■ SHORT TASK ■
Give the entries again exactly, every one of them.

(Figure data in JSON)
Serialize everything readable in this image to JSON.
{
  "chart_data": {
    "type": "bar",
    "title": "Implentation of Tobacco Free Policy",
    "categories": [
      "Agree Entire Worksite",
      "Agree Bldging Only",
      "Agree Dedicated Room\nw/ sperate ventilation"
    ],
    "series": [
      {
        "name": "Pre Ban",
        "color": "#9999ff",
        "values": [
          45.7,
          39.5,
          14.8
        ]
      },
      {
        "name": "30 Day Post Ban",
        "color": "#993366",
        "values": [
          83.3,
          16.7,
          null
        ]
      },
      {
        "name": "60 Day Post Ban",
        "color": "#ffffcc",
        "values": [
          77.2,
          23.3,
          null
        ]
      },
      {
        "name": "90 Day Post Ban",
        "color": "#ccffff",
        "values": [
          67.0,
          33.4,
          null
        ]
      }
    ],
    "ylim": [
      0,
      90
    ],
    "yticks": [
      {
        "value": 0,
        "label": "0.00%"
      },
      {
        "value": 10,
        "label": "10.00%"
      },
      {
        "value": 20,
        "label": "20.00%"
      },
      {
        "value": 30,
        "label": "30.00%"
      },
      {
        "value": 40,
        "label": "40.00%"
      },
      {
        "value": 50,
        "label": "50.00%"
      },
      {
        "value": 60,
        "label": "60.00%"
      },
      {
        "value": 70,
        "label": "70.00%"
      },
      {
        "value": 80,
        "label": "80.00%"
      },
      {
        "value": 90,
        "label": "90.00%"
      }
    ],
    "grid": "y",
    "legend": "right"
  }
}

■ TASK SOLUTION ■
Serialize everything readable in this image to JSON.
{
  "chart_data": {
    "type": "bar",
    "title": "Implentation of Tobacco Free Policy",
    "categories": [
      "Agree Entire Worksite",
      "Agree Bldging Only",
      "Agree Dedicated Room\nw/ sperate ventilation"
    ],
    "series": [
      {
        "name": "Pre Ban",
        "color": "#9999ff",
        "values": [
          45.7,
          39.5,
          14.8
        ]
      },
      {
        "name": "30 Day Post Ban",
        "color": "#993366",
        "values": [
          83.3,
          16.7,
          null
        ]
      },
      {
        "name": "60 Day Post Ban",
        "color": "#ffffcc",
        "values": [
          77.2,
          23.3,
          null
        ]
      },
      {
        "name": "90 Day Post Ban",
        "color": "#ccffff",
        "values": [
          67.0,
          33.4,
          null
        ]
      }
    ],
    "ylim": [
      0,
      90
    ],
    "yticks": [
      {
        "value": 0,
        "label": "0.00%"
      },
      {
        "value": 10,
        "label": "10.00%"
      },
      {
        "value": 20,
        "label": "20.00%"
      },
      {
        "value": 30,
        "label": "30.00%"
      },
      {
        "value": 40,
        "label": "40.00%"
      },
      {
        "value": 50,
        "label": "50.00%"
      },
      {
        "value": 60,
        "label": "60.00%"
      },
      {
        "value": 70,
        "label": "70.00%"
      },
      {
        "value": 80,
        "label": "80.00%"
      },
      {
        "value": 90,
        "label": "90.00%"
      }
    ],
    "grid": "y",
    "legend": "right"
  }
}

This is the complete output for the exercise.